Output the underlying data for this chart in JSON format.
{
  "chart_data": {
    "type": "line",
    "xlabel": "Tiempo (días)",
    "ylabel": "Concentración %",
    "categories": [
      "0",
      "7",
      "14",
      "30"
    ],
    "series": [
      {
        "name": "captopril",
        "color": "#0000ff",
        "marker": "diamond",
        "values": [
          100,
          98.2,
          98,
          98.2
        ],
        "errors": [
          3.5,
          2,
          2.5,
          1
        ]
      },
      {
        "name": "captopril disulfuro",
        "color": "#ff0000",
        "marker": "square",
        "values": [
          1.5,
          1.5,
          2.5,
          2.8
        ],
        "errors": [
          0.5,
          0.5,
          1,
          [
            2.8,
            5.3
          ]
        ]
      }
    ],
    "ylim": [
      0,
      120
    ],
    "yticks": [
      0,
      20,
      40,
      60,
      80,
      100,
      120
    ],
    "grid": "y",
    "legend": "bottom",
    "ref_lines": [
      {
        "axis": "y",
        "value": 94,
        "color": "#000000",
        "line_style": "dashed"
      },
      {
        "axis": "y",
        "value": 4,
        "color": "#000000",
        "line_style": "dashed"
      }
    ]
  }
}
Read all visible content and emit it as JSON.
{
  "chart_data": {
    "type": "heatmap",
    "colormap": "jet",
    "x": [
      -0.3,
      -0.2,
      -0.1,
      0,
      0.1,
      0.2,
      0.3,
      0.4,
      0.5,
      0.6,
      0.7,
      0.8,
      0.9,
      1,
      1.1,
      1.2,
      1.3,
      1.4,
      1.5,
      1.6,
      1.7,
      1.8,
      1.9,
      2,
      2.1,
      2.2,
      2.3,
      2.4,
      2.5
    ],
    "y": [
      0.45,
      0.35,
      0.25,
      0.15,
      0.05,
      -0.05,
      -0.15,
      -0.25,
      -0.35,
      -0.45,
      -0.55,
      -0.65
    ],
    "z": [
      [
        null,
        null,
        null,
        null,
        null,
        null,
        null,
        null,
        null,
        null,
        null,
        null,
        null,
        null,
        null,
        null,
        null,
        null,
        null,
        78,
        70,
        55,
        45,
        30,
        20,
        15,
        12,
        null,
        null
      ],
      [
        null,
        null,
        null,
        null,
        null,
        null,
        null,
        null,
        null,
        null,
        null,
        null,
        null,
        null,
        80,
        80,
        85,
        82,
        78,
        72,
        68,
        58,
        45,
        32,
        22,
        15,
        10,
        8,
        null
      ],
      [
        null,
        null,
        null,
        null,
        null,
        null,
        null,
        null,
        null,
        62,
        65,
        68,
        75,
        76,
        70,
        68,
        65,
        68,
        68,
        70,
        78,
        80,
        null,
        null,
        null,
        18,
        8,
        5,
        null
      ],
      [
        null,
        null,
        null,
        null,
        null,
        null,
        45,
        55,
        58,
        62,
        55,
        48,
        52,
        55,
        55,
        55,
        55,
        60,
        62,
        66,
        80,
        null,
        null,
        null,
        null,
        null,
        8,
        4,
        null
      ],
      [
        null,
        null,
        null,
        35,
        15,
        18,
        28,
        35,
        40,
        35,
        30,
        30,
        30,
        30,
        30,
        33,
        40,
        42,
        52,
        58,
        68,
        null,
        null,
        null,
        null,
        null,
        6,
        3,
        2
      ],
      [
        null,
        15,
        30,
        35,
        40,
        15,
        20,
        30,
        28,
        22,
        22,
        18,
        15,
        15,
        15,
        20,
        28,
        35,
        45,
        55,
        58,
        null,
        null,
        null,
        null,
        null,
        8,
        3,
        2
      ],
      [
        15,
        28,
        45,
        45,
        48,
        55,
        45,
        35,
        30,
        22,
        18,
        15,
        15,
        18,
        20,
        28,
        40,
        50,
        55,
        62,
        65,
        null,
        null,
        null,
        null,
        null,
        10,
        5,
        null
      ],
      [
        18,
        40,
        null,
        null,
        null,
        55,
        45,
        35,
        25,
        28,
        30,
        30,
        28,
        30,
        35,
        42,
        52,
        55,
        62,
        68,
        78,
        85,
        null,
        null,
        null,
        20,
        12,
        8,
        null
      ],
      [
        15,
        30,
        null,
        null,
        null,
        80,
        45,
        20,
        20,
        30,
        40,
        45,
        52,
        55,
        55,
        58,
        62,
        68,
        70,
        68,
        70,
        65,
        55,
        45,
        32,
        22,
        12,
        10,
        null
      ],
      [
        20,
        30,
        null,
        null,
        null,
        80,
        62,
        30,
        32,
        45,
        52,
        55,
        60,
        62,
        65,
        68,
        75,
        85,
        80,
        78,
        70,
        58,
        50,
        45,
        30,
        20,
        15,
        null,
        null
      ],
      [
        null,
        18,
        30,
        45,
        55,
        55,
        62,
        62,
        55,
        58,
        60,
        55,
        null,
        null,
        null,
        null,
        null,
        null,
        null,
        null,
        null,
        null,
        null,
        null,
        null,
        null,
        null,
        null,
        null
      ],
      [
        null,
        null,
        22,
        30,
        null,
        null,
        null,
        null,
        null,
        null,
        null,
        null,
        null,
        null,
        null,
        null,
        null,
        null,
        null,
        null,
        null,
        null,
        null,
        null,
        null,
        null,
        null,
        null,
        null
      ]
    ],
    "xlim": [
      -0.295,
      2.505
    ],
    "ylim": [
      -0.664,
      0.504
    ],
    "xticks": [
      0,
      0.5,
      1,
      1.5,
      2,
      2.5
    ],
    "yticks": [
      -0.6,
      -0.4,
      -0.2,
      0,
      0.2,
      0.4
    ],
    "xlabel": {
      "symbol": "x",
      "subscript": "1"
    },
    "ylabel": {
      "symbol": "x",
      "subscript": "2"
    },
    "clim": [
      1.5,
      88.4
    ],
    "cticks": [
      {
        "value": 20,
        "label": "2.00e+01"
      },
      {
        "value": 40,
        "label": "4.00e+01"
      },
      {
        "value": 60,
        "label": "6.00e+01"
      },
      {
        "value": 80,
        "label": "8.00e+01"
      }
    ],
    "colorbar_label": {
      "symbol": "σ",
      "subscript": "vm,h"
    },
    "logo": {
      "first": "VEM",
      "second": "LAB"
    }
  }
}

----

▸ **Task instructions**: Reproduce the data shown above exactly.

▸ **Finished task**:
Output the underlying data for this chart in JSON format.
{
  "chart_data": {
    "type": "line",
    "xlabel": "Tiempo (días)",
    "ylabel": "Concentración %",
    "categories": [
      "0",
      "7",
      "14",
      "30"
    ],
    "series": [
      {
        "name": "captopril",
        "color": "#0000ff",
        "marker": "diamond",
        "values": [
          100,
          98.2,
          98,
          98.2
        ],
        "errors": [
          3.5,
          2,
          2.5,
          1
        ]
      },
      {
        "name": "captopril disulfuro",
        "color": "#ff0000",
        "marker": "square",
        "values": [
          1.5,
          1.5,
          2.5,
          2.8
        ],
        "errors": [
          0.5,
          0.5,
          1,
          [
            2.8,
            5.3
          ]
        ]
      }
    ],
    "ylim": [
      0,
      120
    ],
    "yticks": [
      0,
      20,
      40,
      60,
      80,
      100,
      120
    ],
    "grid": "y",
    "legend": "bottom",
    "ref_lines": [
      {
        "axis": "y",
        "value": 94,
        "color": "#000000",
        "line_style": "dashed"
      },
      {
        "axis": "y",
        "value": 4,
        "color": "#000000",
        "line_style": "dashed"
      }
    ]
  }
}
Read all visible content and emit it as JSON.
{
  "chart_data": {
    "type": "heatmap",
    "colormap": "jet",
    "x": [
      -0.3,
      -0.2,
      -0.1,
      0,
      0.1,
      0.2,
      0.3,
      0.4,
      0.5,
      0.6,
      0.7,
      0.8,
      0.9,
      1,
      1.1,
      1.2,
      1.3,
      1.4,
      1.5,
      1.6,
      1.7,
      1.8,
      1.9,
      2,
      2.1,
      2.2,
      2.3,
      2.4,
      2.5
    ],
    "y": [
      0.45,
      0.35,
      0.25,
      0.15,
      0.05,
      -0.05,
      -0.15,
      -0.25,
      -0.35,
      -0.45,
      -0.55,
      -0.65
    ],
    "z": [
      [
        null,
        null,
        null,
        null,
        null,
        null,
        null,
        null,
        null,
        null,
        null,
        null,
        null,
        null,
        null,
        null,
        null,
        null,
        null,
        78,
        70,
        55,
        45,
        30,
        20,
        15,
        12,
        null,
        null
      ],
      [
        null,
        null,
        null,
        null,
        null,
        null,
        null,
        null,
        null,
        null,
        null,
        null,
        null,
        null,
        80,
        80,
        85,
        82,
        78,
        72,
        68,
        58,
        45,
        32,
        22,
        15,
        10,
        8,
        null
      ],
      [
        null,
        null,
        null,
        null,
        null,
        null,
        null,
        null,
        null,
        62,
        65,
        68,
        75,
        76,
        70,
        68,
        65,
        68,
        68,
        70,
        78,
        80,
        null,
        null,
        null,
        18,
        8,
        5,
        null
      ],
      [
        null,
        null,
        null,
        null,
        null,
        null,
        45,
        55,
        58,
        62,
        55,
        48,
        52,
        55,
        55,
        55,
        55,
        60,
        62,
        66,
        80,
        null,
        null,
        null,
        null,
        null,
        8,
        4,
        null
      ],
      [
        null,
        null,
        null,
        35,
        15,
        18,
        28,
        35,
        40,
        35,
        30,
        30,
        30,
        30,
        30,
        33,
        40,
        42,
        52,
        58,
        68,
        null,
        null,
        null,
        null,
        null,
        6,
        3,
        2
      ],
      [
        null,
        15,
        30,
        35,
        40,
        15,
        20,
        30,
        28,
        22,
        22,
        18,
        15,
        15,
        15,
        20,
        28,
        35,
        45,
        55,
        58,
        null,
        null,
        null,
        null,
        null,
        8,
        3,
        2
      ],
      [
        15,
        28,
        45,
        45,
        48,
        55,
        45,
        35,
        30,
        22,
        18,
        15,
        15,
        18,
        20,
        28,
        40,
        50,
        55,
        62,
        65,
        null,
        null,
        null,
        null,
        null,
        10,
        5,
        null
      ],
      [
        18,
        40,
        null,
        null,
        null,
        55,
        45,
        35,
        25,
        28,
        30,
        30,
        28,
        30,
        35,
        42,
        52,
        55,
        62,
        68,
        78,
        85,
        null,
        null,
        null,
        20,
        12,
        8,
        null
      ],
      [
        15,
        30,
        null,
        null,
        null,
        80,
        45,
        20,
        20,
        30,
        40,
        45,
        52,
        55,
        55,
        58,
        62,
        68,
        70,
        68,
        70,
        65,
        55,
        45,
        32,
        22,
        12,
        10,
        null
      ],
      [
        20,
        30,
        null,
        null,
        null,
        80,
        62,
        30,
        32,
        45,
        52,
        55,
        60,
        62,
        65,
        68,
        75,
        85,
        80,
        78,
        70,
        58,
        50,
        45,
        30,
        20,
        15,
        null,
        null
      ],
      [
        null,
        18,
        30,
        45,
        55,
        55,
        62,
        62,
        55,
        58,
        60,
        55,
        null,
        null,
        null,
        null,
        null,
        null,
        null,
        null,
        null,
        null,
        null,
        null,
        null,
        null,
        null,
        null,
        null
      ],
      [
        null,
        null,
        22,
        30,
        null,
        null,
        null,
        null,
        null,
        null,
        null,
        null,
        null,
        null,
        null,
        null,
        null,
        null,
        null,
        null,
        null,
        null,
        null,
        null,
        null,
        null,
        null,
        null,
        null
      ]
    ],
    "xlim": [
      -0.295,
      2.505
    ],
    "ylim": [
      -0.664,
      0.504
    ],
    "xticks": [
      0,
      0.5,
      1,
      1.5,
      2,
      2.5
    ],
    "yticks": [
      -0.6,
      -0.4,
      -0.2,
      0,
      0.2,
      0.4
    ],
    "xlabel": {
      "symbol": "x",
      "subscript": "1"
    },
    "ylabel": {
      "symbol": "x",
      "subscript": "2"
    },
    "clim": [
      1.5,
      88.4
    ],
    "cticks": [
      {
        "value": 20,
        "label": "2.00e+01"
      },
      {
        "value": 40,
        "label": "4.00e+01"
      },
      {
        "value": 60,
        "label": "6.00e+01"
      },
      {
        "value": 80,
        "label": "8.00e+01"
      }
    ],
    "colorbar_label": {
      "symbol": "σ",
      "subscript": "vm,h"
    },
    "logo": {
      "first": "VEM",
      "second": "LAB"
    }
  }
}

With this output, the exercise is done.